§ Work required
Write out every entry exactly as given, but omit the pictures.

§ Given records
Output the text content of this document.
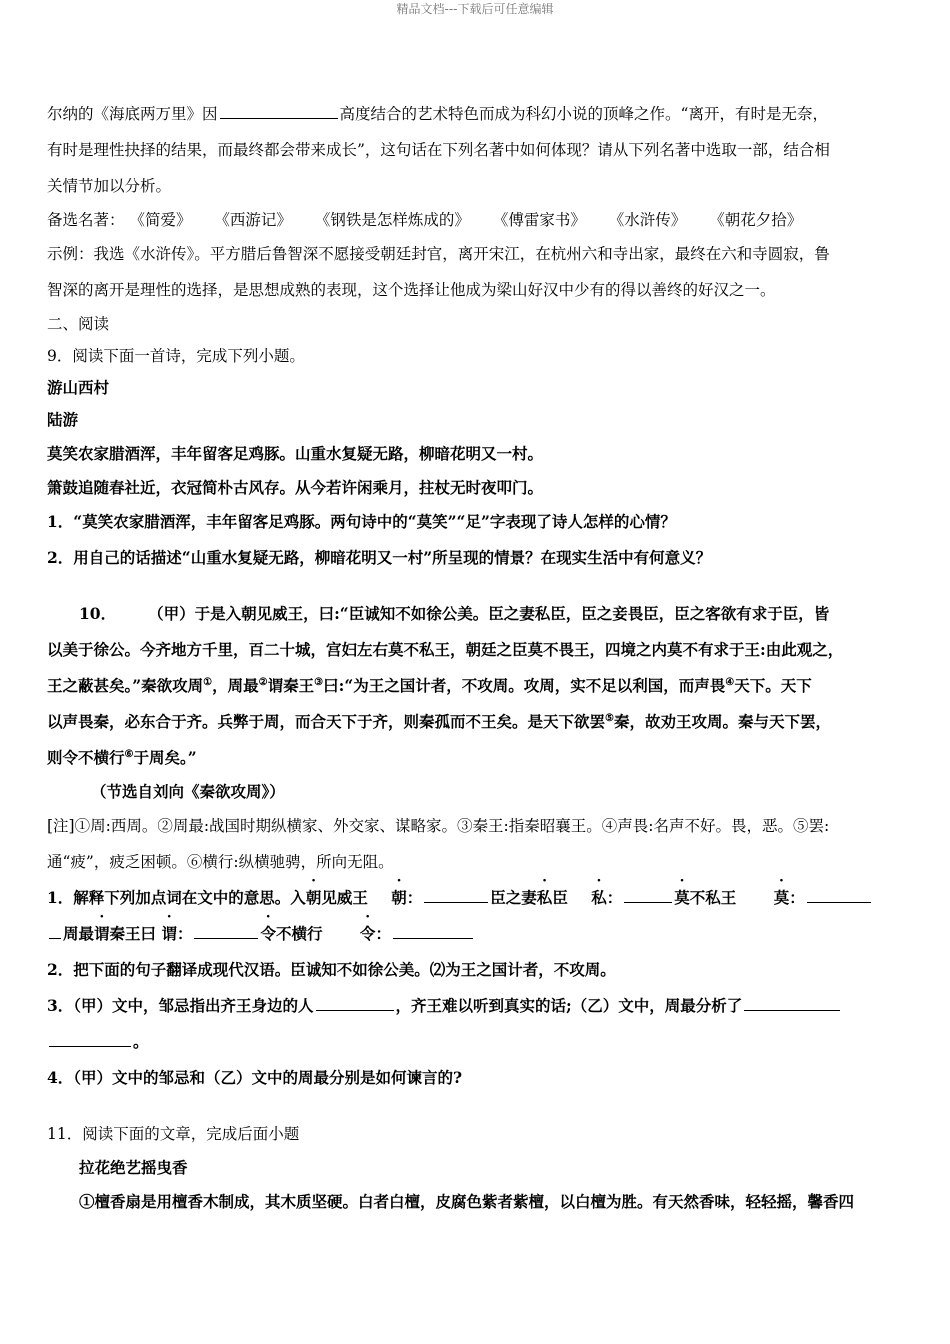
精品文档---下载后可任意编辑
尔纳的《海底两万里》因	高度结合的艺术特色而成为科幻小说的顶峰之作。“离开，有时是无奈，
有时是理性抉择的结果，而最终都会带来成长”，这句话在下列名著中如何体现？请从下列名著中选取一部，结合相
关情节加以分析。
备选名著： 《简爱》 《西游记》 《钢铁是怎样炼成的》 《傅雷家书》 《水浒传》 《朝花夕拾》
示例：我选《水浒传》。平方腊后鲁智深不愿接受朝廷封官，离开宋江，在杭州六和寺出家，最终在六和寺圆寂，鲁
智深的离开是理性的选择，是思想成熟的表现，这个选择让他成为梁山好汉中少有的得以善终的好汉之一。
二、阅读
9．阅读下面一首诗，完成下列小题。
游山西村
陆游
莫笑农家腊酒浑，丰年留客足鸡豚。山重水复疑无路，柳暗花明又一村。
箫鼓追随春社近，衣冠简朴古风存。从今若许闲乘月，拄杖无时夜叩门。
1．“莫笑农家腊酒浑，丰年留客足鸡豚。两句诗中的“莫笑”“足”字表现了诗人怎样的心情？
2．用自己的话描述“山重水复疑无路，柳暗花明又一村”所呈现的情景？在现实生活中有何意义？
10． （甲）于是入朝见威王，曰:“臣诚知不如徐公美。臣之妻私臣，臣之妾畏臣，臣之客欲有求于臣，皆
以美于徐公。今齐地方千里，百二十城，宫妇左右莫不私王，朝廷之臣莫不畏王，四境之内莫不有求于王:由此观之，
王之蔽甚矣。”秦欲攻周①，周最②谓秦王③曰:“为王之国计者，不攻周。攻周，实不足以利国，而声畏④天下。天下
以声畏秦，必东合于齐。兵弊于周，而合天下于齐，则秦孤而不王矣。是天下欲罢⑤秦，故劝王攻周。秦与天下罢，
则令不横行⑥于周矣。”
（节选自刘向《秦欲攻周》）
[注]①周:西周。②周最:战国时期纵横家、外交家、谋略家。③秦王:指秦昭襄王。④声畏:名声不好。畏，恶。⑤罢:
通“疲”，疲乏困顿。⑥横行:纵横驰骋，所向无阻。
1．解释下列加点词在文中的意思。入朝见威王 朝：	臣之妻私臣 私：	莫不私王 莫：
周最谓秦王曰 谓：	令不横行 令：
2．把下面的句子翻译成现代汉语。臣诚知不如徐公美。⑵为王之国计者，不攻周。
3．（甲）文中，邹忌指出齐王身边的人	，齐王难以听到真实的话;（乙）文中，周最分析了
。
4．（甲）文中的邹忌和（乙）文中的周最分别是如何谏言的?
11．阅读下面的文章，完成后面小题
拉花绝艺摇曳香
①檀香扇是用檀香木制成，其木质坚硬。白者白檀，皮腐色紫者紫檀，以白檀为胜。有天然香味，轻轻摇，馨香四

§ Solution
Output the text content of this document.
精品文档---下载后可任意编辑
尔纳的《海底两万里》因	高度结合的艺术特色而成为科幻小说的顶峰之作。“离开，有时是无奈，
有时是理性抉择的结果，而最终都会带来成长”，这句话在下列名著中如何体现？请从下列名著中选取一部，结合相
关情节加以分析。
备选名著： 《简爱》 《西游记》 《钢铁是怎样炼成的》 《傅雷家书》 《水浒传》 《朝花夕拾》
示例：我选《水浒传》。平方腊后鲁智深不愿接受朝廷封官，离开宋江，在杭州六和寺出家，最终在六和寺圆寂，鲁
智深的离开是理性的选择，是思想成熟的表现，这个选择让他成为梁山好汉中少有的得以善终的好汉之一。
二、阅读
9．阅读下面一首诗，完成下列小题。
游山西村
陆游
莫笑农家腊酒浑，丰年留客足鸡豚。山重水复疑无路，柳暗花明又一村。
箫鼓追随春社近，衣冠简朴古风存。从今若许闲乘月，拄杖无时夜叩门。
1．“莫笑农家腊酒浑，丰年留客足鸡豚。两句诗中的“莫笑”“足”字表现了诗人怎样的心情？
2．用自己的话描述“山重水复疑无路，柳暗花明又一村”所呈现的情景？在现实生活中有何意义？
10． （甲）于是入朝见威王，曰:“臣诚知不如徐公美。臣之妻私臣，臣之妾畏臣，臣之客欲有求于臣，皆
以美于徐公。今齐地方千里，百二十城，宫妇左右莫不私王，朝廷之臣莫不畏王，四境之内莫不有求于王:由此观之，
王之蔽甚矣。”秦欲攻周①，周最②谓秦王③曰:“为王之国计者，不攻周。攻周，实不足以利国，而声畏④天下。天下
以声畏秦，必东合于齐。兵弊于周，而合天下于齐，则秦孤而不王矣。是天下欲罢⑤秦，故劝王攻周。秦与天下罢，
则令不横行⑥于周矣。”
（节选自刘向《秦欲攻周》）
[注]①周:西周。②周最:战国时期纵横家、外交家、谋略家。③秦王:指秦昭襄王。④声畏:名声不好。畏，恶。⑤罢:
通“疲”，疲乏困顿。⑥横行:纵横驰骋，所向无阻。
1．解释下列加点词在文中的意思。入朝见威王 朝：	臣之妻私臣 私：	莫不私王 莫：
周最谓秦王曰 谓：	令不横行 令：
2．把下面的句子翻译成现代汉语。臣诚知不如徐公美。⑵为王之国计者，不攻周。
3．（甲）文中，邹忌指出齐王身边的人	，齐王难以听到真实的话;（乙）文中，周最分析了
。
4．（甲）文中的邹忌和（乙）文中的周最分别是如何谏言的?
11．阅读下面的文章，完成后面小题
拉花绝艺摇曳香
①檀香扇是用檀香木制成，其木质坚硬。白者白檀，皮腐色紫者紫檀，以白檀为胜。有天然香味，轻轻摇，馨香四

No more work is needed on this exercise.